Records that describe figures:
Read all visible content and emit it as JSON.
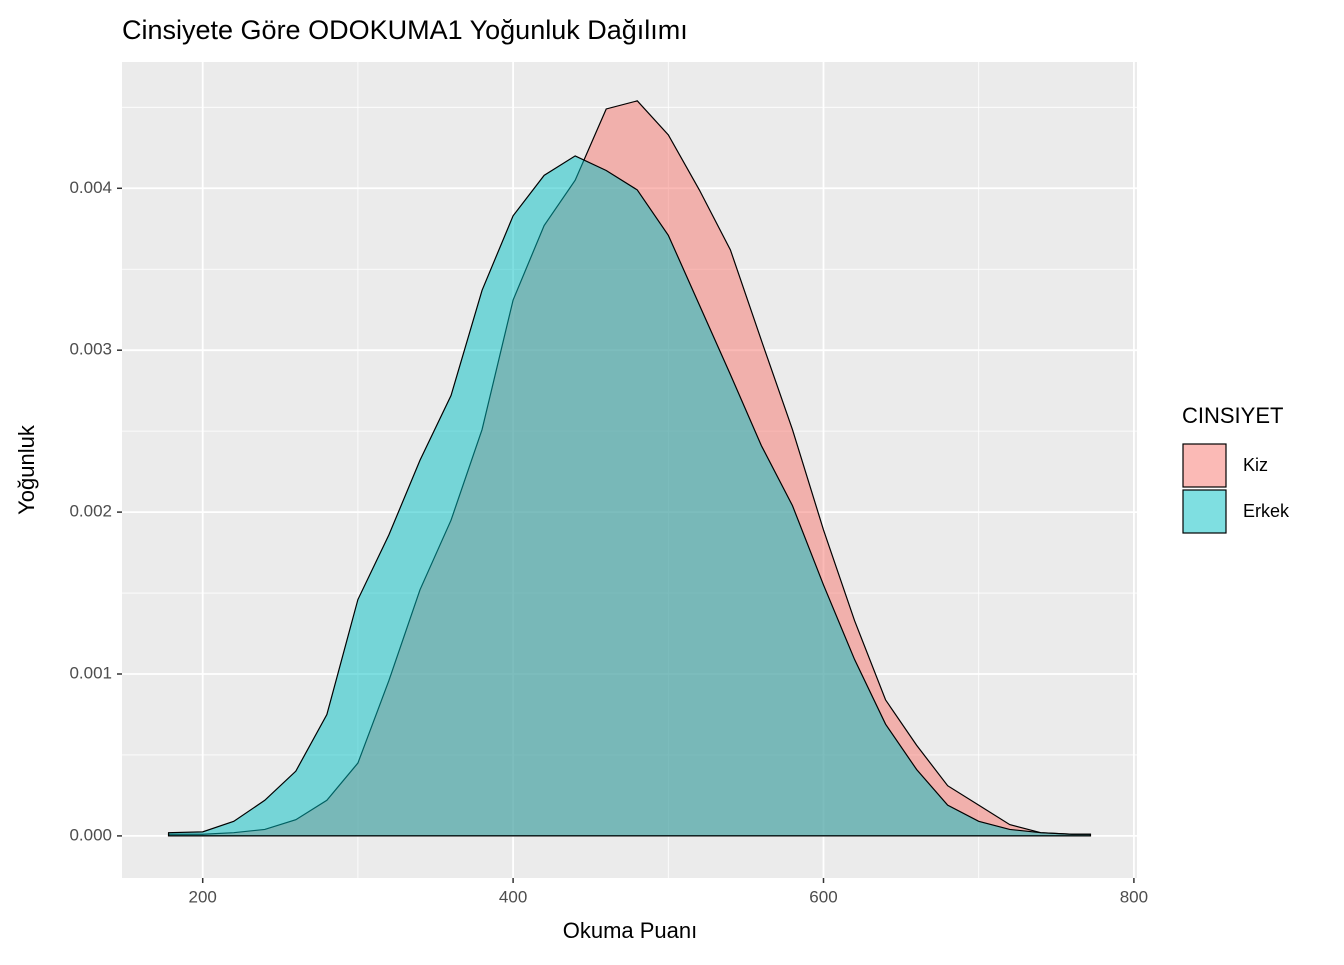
{
  "chart_data": {
    "type": "area",
    "title": "Cinsiyete Göre ODOKUMA1 Yoğunluk Dağılımı",
    "x_label": "Okuma Puanı",
    "y_label": "Yoğunluk",
    "legend_title": "CINSIYET",
    "legend": "right",
    "x": [
      178,
      200,
      220,
      240,
      260,
      280,
      300,
      320,
      340,
      360,
      380,
      400,
      420,
      440,
      460,
      480,
      500,
      520,
      540,
      560,
      580,
      600,
      620,
      640,
      660,
      680,
      700,
      720,
      740,
      760,
      772
    ],
    "series": [
      {
        "name": "Kiz",
        "color": "#F8766D",
        "values": [
          1e-05,
          1e-05,
          2e-05,
          4e-05,
          0.0001,
          0.00022,
          0.00045,
          0.00096,
          0.00152,
          0.00195,
          0.00251,
          0.00331,
          0.00377,
          0.00405,
          0.00449,
          0.00454,
          0.00433,
          0.00399,
          0.00362,
          0.00306,
          0.00251,
          0.00189,
          0.00133,
          0.00084,
          0.00056,
          0.00031,
          0.00019,
          7e-05,
          2e-05,
          1e-05,
          1e-05
        ]
      },
      {
        "name": "Erkek",
        "color": "#00BFC4",
        "values": [
          2e-05,
          2.5e-05,
          9e-05,
          0.00022,
          0.0004,
          0.00075,
          0.00146,
          0.00186,
          0.00232,
          0.00272,
          0.00337,
          0.00383,
          0.00408,
          0.0042,
          0.00411,
          0.00399,
          0.00371,
          0.00328,
          0.00285,
          0.00241,
          0.00204,
          0.00155,
          0.00109,
          0.00069,
          0.00041,
          0.00019,
          9e-05,
          4e-05,
          2e-05,
          1e-05,
          1e-05
        ]
      }
    ],
    "alpha": 0.5,
    "xlim": [
      148,
      802
    ],
    "xticks": [
      200,
      400,
      600,
      800
    ],
    "ylim": [
      -0.00026,
      0.00478
    ],
    "yticks": [
      {
        "value": 0,
        "label": "0.000"
      },
      0.001,
      0.002,
      0.003,
      0.004
    ],
    "grid": true
  }
}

DIRECTIONS:
Omit the pictures, then output the rest of the listing exactly.

RESPONSE FOR THIS EXERCISE:
Read all visible content and emit it as JSON.
{
  "chart_data": {
    "type": "area",
    "title": "Cinsiyete Göre ODOKUMA1 Yoğunluk Dağılımı",
    "x_label": "Okuma Puanı",
    "y_label": "Yoğunluk",
    "legend_title": "CINSIYET",
    "legend": "right",
    "x": [
      178,
      200,
      220,
      240,
      260,
      280,
      300,
      320,
      340,
      360,
      380,
      400,
      420,
      440,
      460,
      480,
      500,
      520,
      540,
      560,
      580,
      600,
      620,
      640,
      660,
      680,
      700,
      720,
      740,
      760,
      772
    ],
    "series": [
      {
        "name": "Kiz",
        "color": "#F8766D",
        "values": [
          1e-05,
          1e-05,
          2e-05,
          4e-05,
          0.0001,
          0.00022,
          0.00045,
          0.00096,
          0.00152,
          0.00195,
          0.00251,
          0.00331,
          0.00377,
          0.00405,
          0.00449,
          0.00454,
          0.00433,
          0.00399,
          0.00362,
          0.00306,
          0.00251,
          0.00189,
          0.00133,
          0.00084,
          0.00056,
          0.00031,
          0.00019,
          7e-05,
          2e-05,
          1e-05,
          1e-05
        ]
      },
      {
        "name": "Erkek",
        "color": "#00BFC4",
        "values": [
          2e-05,
          2.5e-05,
          9e-05,
          0.00022,
          0.0004,
          0.00075,
          0.00146,
          0.00186,
          0.00232,
          0.00272,
          0.00337,
          0.00383,
          0.00408,
          0.0042,
          0.00411,
          0.00399,
          0.00371,
          0.00328,
          0.00285,
          0.00241,
          0.00204,
          0.00155,
          0.00109,
          0.00069,
          0.00041,
          0.00019,
          9e-05,
          4e-05,
          2e-05,
          1e-05,
          1e-05
        ]
      }
    ],
    "alpha": 0.5,
    "xlim": [
      148,
      802
    ],
    "xticks": [
      200,
      400,
      600,
      800
    ],
    "ylim": [
      -0.00026,
      0.00478
    ],
    "yticks": [
      {
        "value": 0,
        "label": "0.000"
      },
      0.001,
      0.002,
      0.003,
      0.004
    ],
    "grid": true
  }
}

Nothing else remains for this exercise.